GOAL:
With the pictures left out, copy the listing below exactly.

☆ ☆ ☆

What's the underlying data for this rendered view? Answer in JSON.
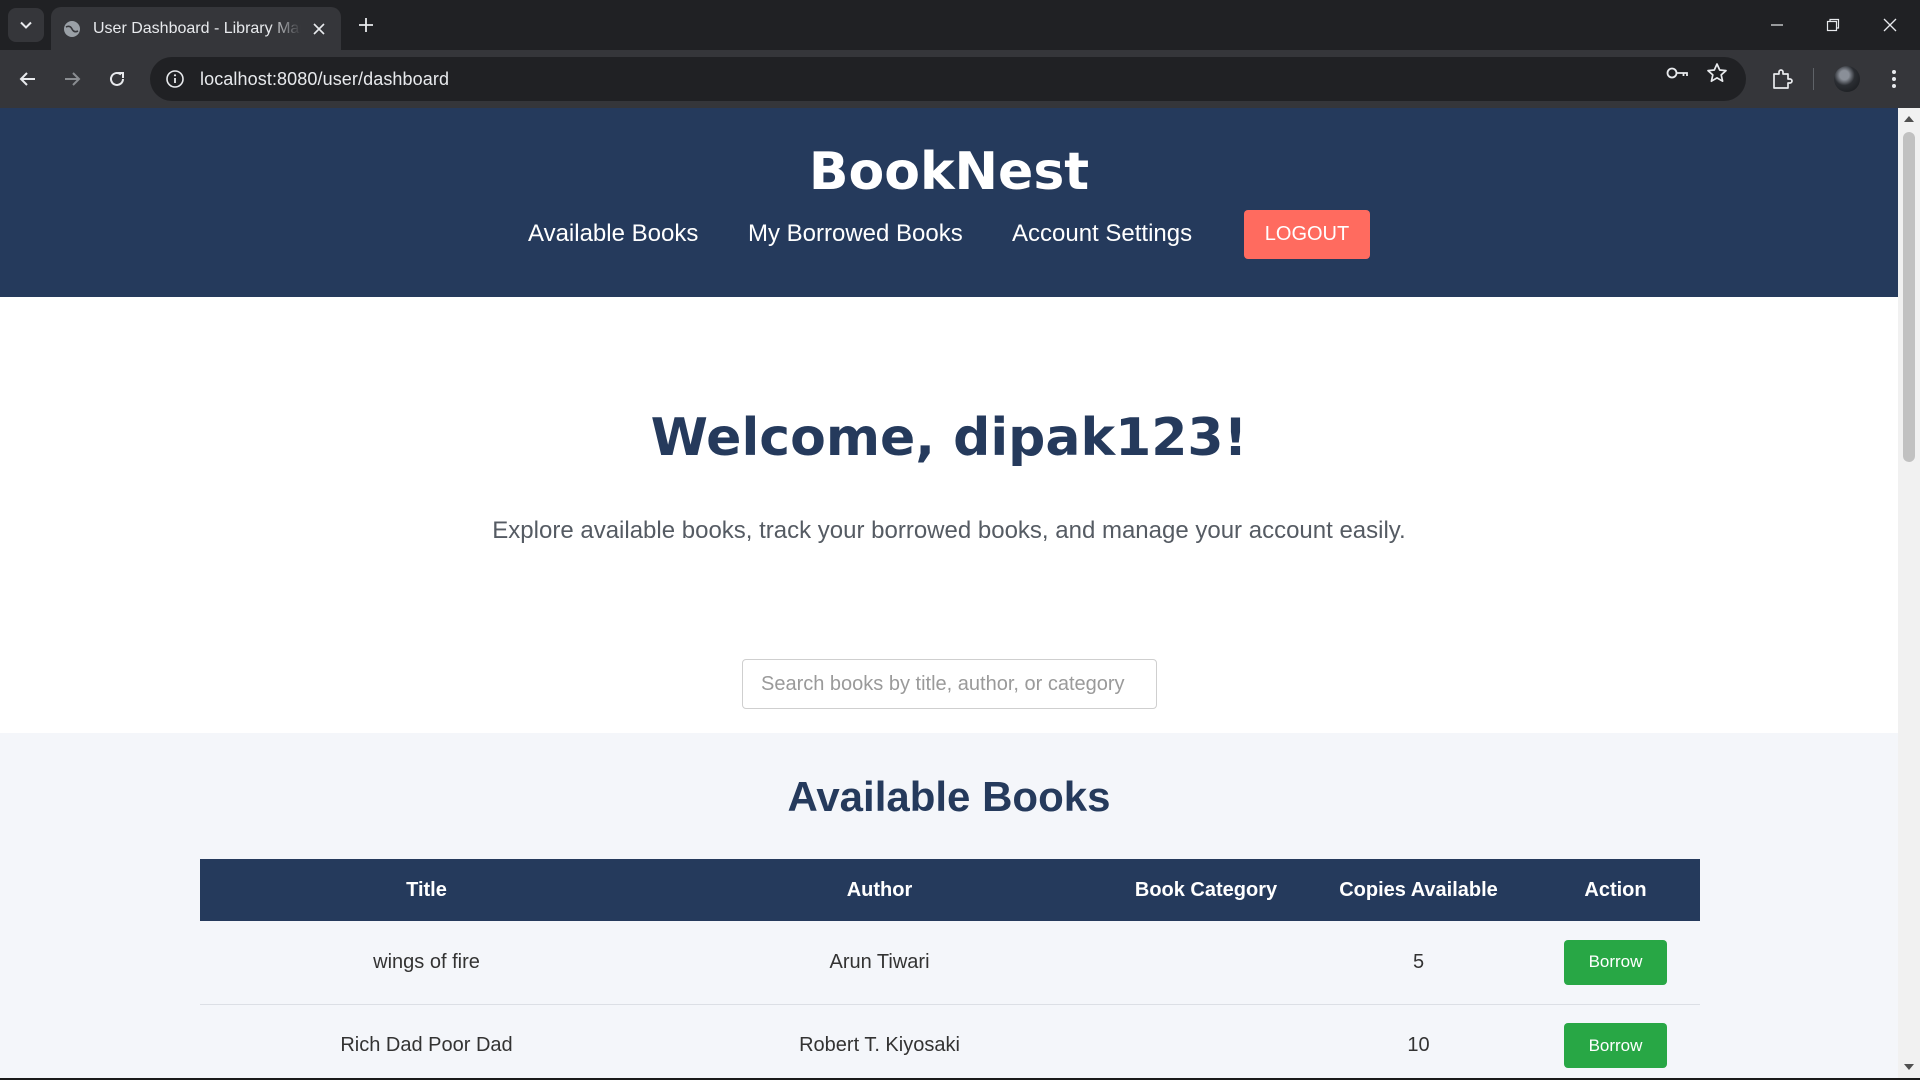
{
  "browser": {
    "tab_title": "User Dashboard - Library Management",
    "url": "localhost:8080/user/dashboard"
  },
  "site": {
    "brand": "BookNest",
    "nav": {
      "available_books": "Available Books",
      "borrowed_books": "My Borrowed Books",
      "account_settings": "Account Settings",
      "logout": "LOGOUT"
    },
    "colors": {
      "header_bg": "#253a5c",
      "logout_bg": "#ff6b5f",
      "borrow_bg": "#28a745"
    }
  },
  "main": {
    "welcome": "Welcome, dipak123!",
    "subtitle": "Explore available books, track your borrowed books, and manage your account easily.",
    "search_placeholder": "Search books by title, author, or category"
  },
  "books": {
    "section_title": "Available Books",
    "columns": [
      "Title",
      "Author",
      "Book Category",
      "Copies Available",
      "Action"
    ],
    "rows": [
      {
        "title": "wings of fire",
        "author": "Arun Tiwari",
        "category": "",
        "copies": "5",
        "action": "Borrow"
      },
      {
        "title": "Rich Dad Poor Dad",
        "author": "Robert T. Kiyosaki",
        "category": "",
        "copies": "10",
        "action": "Borrow"
      }
    ]
  }
}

☆ ☆ ☆

RESULT OF THIS EXERCISE:
What's the underlying data for this rendered view? Answer in JSON.
{
  "browser": {
    "tab_title": "User Dashboard - Library Management",
    "url": "localhost:8080/user/dashboard"
  },
  "site": {
    "brand": "BookNest",
    "nav": {
      "available_books": "Available Books",
      "borrowed_books": "My Borrowed Books",
      "account_settings": "Account Settings",
      "logout": "LOGOUT"
    },
    "colors": {
      "header_bg": "#253a5c",
      "logout_bg": "#ff6b5f",
      "borrow_bg": "#28a745"
    }
  },
  "main": {
    "welcome": "Welcome, dipak123!",
    "subtitle": "Explore available books, track your borrowed books, and manage your account easily.",
    "search_placeholder": "Search books by title, author, or category"
  },
  "books": {
    "section_title": "Available Books",
    "columns": [
      "Title",
      "Author",
      "Book Category",
      "Copies Available",
      "Action"
    ],
    "rows": [
      {
        "title": "wings of fire",
        "author": "Arun Tiwari",
        "category": "",
        "copies": "5",
        "action": "Borrow"
      },
      {
        "title": "Rich Dad Poor Dad",
        "author": "Robert T. Kiyosaki",
        "category": "",
        "copies": "10",
        "action": "Borrow"
      }
    ]
  }
}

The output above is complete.